■ Problem statement:
Repeat the data word for word. Do not include the pictures.

-------- Records for the task --------

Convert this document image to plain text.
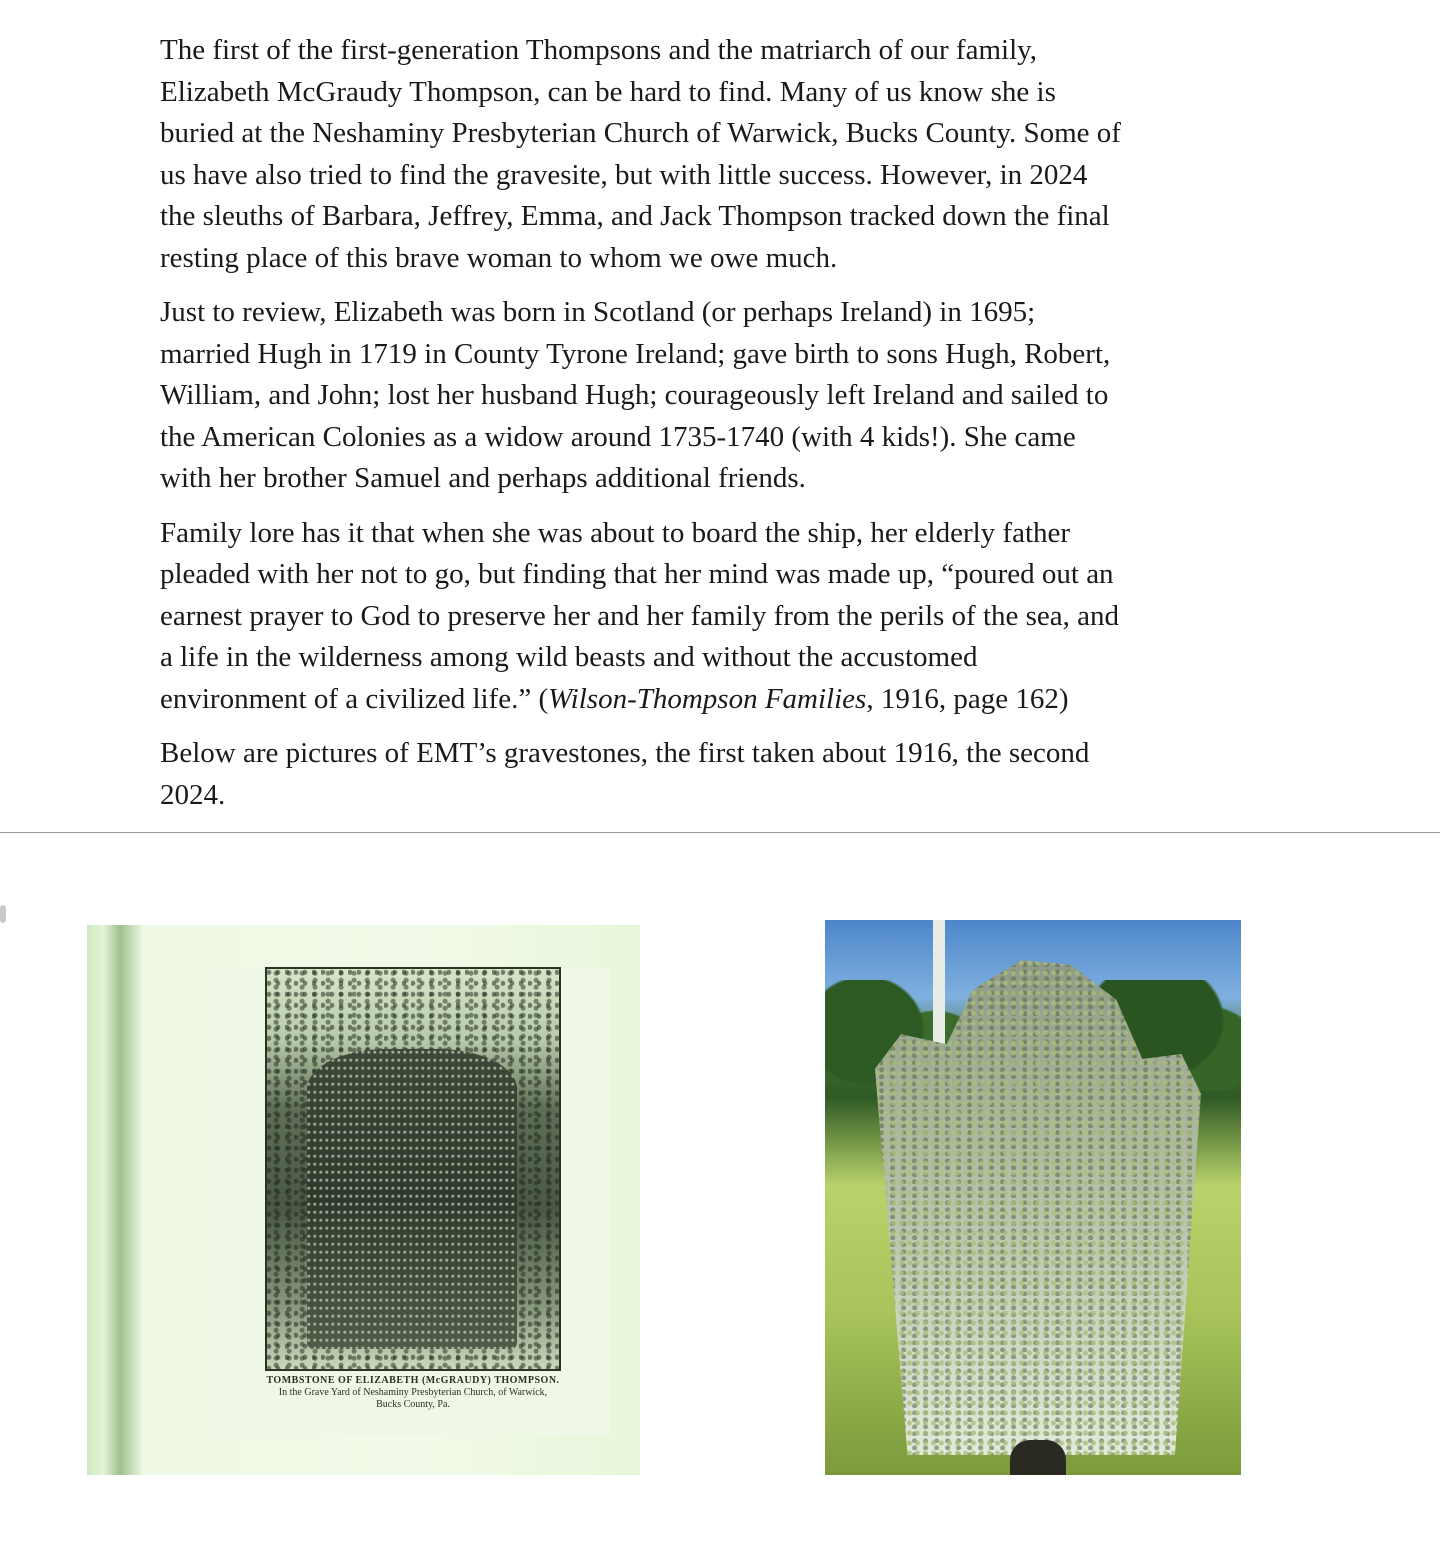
The first of the first-generation Thompsons and the matriarch of our family,
Elizabeth McGraudy Thompson, can be hard to find. Many of us know she is
buried at the Neshaminy Presbyterian Church of Warwick, Bucks County. Some of
us have also tried to find the gravesite, but with little success. However, in 2024
the sleuths of Barbara, Jeffrey, Emma, and Jack Thompson tracked down the final
resting place of this brave woman to whom we owe much.

Just to review, Elizabeth was born in Scotland (or perhaps Ireland) in 1695;
married Hugh in 1719 in County Tyrone Ireland; gave birth to sons Hugh, Robert,
William, and John; lost her husband Hugh; courageously left Ireland and sailed to
the American Colonies as a widow around 1735-1740 (with 4 kids!). She came
with her brother Samuel and perhaps additional friends.

Family lore has it that when she was about to board the ship, her elderly father
pleaded with her not to go, but finding that her mind was made up, “poured out an
earnest prayer to God to preserve her and her family from the perils of the sea, and
a life in the wilderness among wild beasts and without the accustomed
environment of a civilized life.” (Wilson-Thompson Families, 1916, page 162)

Below are pictures of EMT’s gravestones, the first taken about 1916, the second
2024.

TOMBSTONE OF ELIZABETH (McGRAUDY) THOMPSON.
In the Grave Yard of Neshaminy Presbyterian Church, of Warwick,
Bucks County, Pa.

--------

■ Exercise answer:
Convert this document image to plain text.
The first of the first-generation Thompsons and the matriarch of our family,
Elizabeth McGraudy Thompson, can be hard to find. Many of us know she is
buried at the Neshaminy Presbyterian Church of Warwick, Bucks County. Some of
us have also tried to find the gravesite, but with little success. However, in 2024
the sleuths of Barbara, Jeffrey, Emma, and Jack Thompson tracked down the final
resting place of this brave woman to whom we owe much.

Just to review, Elizabeth was born in Scotland (or perhaps Ireland) in 1695;
married Hugh in 1719 in County Tyrone Ireland; gave birth to sons Hugh, Robert,
William, and John; lost her husband Hugh; courageously left Ireland and sailed to
the American Colonies as a widow around 1735-1740 (with 4 kids!). She came
with her brother Samuel and perhaps additional friends.

Family lore has it that when she was about to board the ship, her elderly father
pleaded with her not to go, but finding that her mind was made up, “poured out an
earnest prayer to God to preserve her and her family from the perils of the sea, and
a life in the wilderness among wild beasts and without the accustomed
environment of a civilized life.” (Wilson-Thompson Families, 1916, page 162)

Below are pictures of EMT’s gravestones, the first taken about 1916, the second
2024.

TOMBSTONE OF ELIZABETH (McGRAUDY) THOMPSON.
In the Grave Yard of Neshaminy Presbyterian Church, of Warwick,
Bucks County, Pa.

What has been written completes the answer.